[Saved entries]
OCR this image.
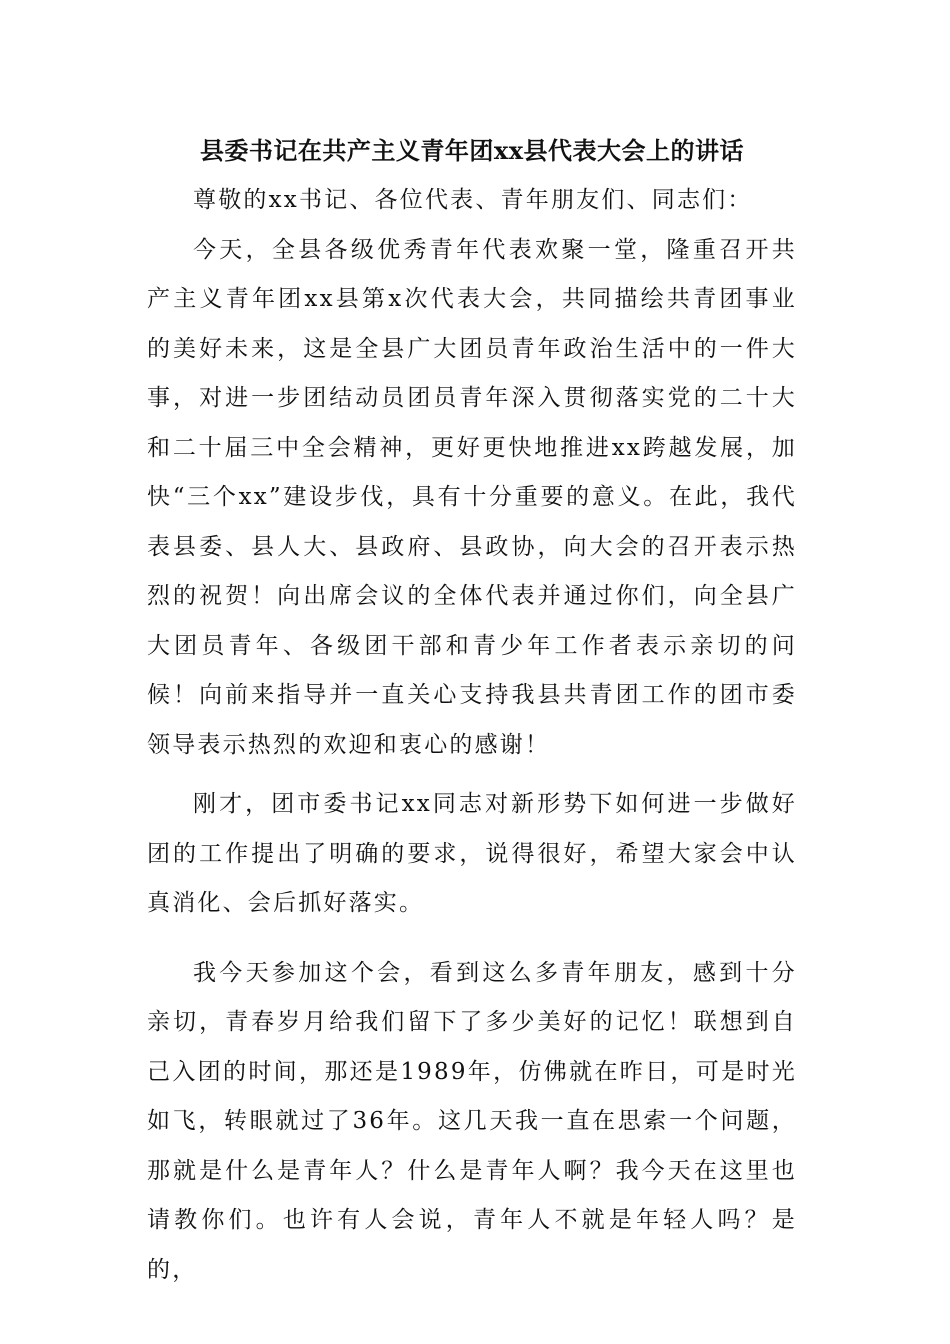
县委书记在共产主义青年团xx县代表大会上的讲话

尊敬的xx书记、各位代表、青年朋友们、同志们：

今天，全县各级优秀青年代表欢聚一堂，隆重召开共产主义青年团xx县第x次代表大会，共同描绘共青团事业的美好未来，这是全县广大团员青年政治生活中的一件大事，对进一步团结动员团员青年深入贯彻落实党的二十大和二十届三中全会精神，更好更快地推进xx跨越发展，加快“三个xx”建设步伐，具有十分重要的意义。在此，我代表县委、县人大、县政府、县政协，向大会的召开表示热烈的祝贺！向出席会议的全体代表并通过你们，向全县广大团员青年、各级团干部和青少年工作者表示亲切的问候！向前来指导并一直关心支持我县共青团工作的团市委领导表示热烈的欢迎和衷心的感谢！

刚才，团市委书记xx同志对新形势下如何进一步做好团的工作提出了明确的要求，说得很好，希望大家会中认真消化、会后抓好落实。

我今天参加这个会，看到这么多青年朋友，感到十分亲切，青春岁月给我们留下了多少美好的记忆！联想到自己入团的时间，那还是1989年，仿佛就在昨日，可是时光如飞，转眼就过了36年。这几天我一直在思索一个问题，那就是什么是青年人？什么是青年人啊？我今天在这里也请教你们。也许有人会说，青年人不就是年轻人吗？是的，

▶ Required task
Omit the pictures, and quote the material above exactly as given.

▶ Result of this exercise
OCR this image.
县委书记在共产主义青年团xx县代表大会上的讲话

尊敬的xx书记、各位代表、青年朋友们、同志们：

今天，全县各级优秀青年代表欢聚一堂，隆重召开共产主义青年团xx县第x次代表大会，共同描绘共青团事业的美好未来，这是全县广大团员青年政治生活中的一件大事，对进一步团结动员团员青年深入贯彻落实党的二十大和二十届三中全会精神，更好更快地推进xx跨越发展，加快“三个xx”建设步伐，具有十分重要的意义。在此，我代表县委、县人大、县政府、县政协，向大会的召开表示热烈的祝贺！向出席会议的全体代表并通过你们，向全县广大团员青年、各级团干部和青少年工作者表示亲切的问候！向前来指导并一直关心支持我县共青团工作的团市委领导表示热烈的欢迎和衷心的感谢！

刚才，团市委书记xx同志对新形势下如何进一步做好团的工作提出了明确的要求，说得很好，希望大家会中认真消化、会后抓好落实。

我今天参加这个会，看到这么多青年朋友，感到十分亲切，青春岁月给我们留下了多少美好的记忆！联想到自己入团的时间，那还是1989年，仿佛就在昨日，可是时光如飞，转眼就过了36年。这几天我一直在思索一个问题，那就是什么是青年人？什么是青年人啊？我今天在这里也请教你们。也许有人会说，青年人不就是年轻人吗？是的，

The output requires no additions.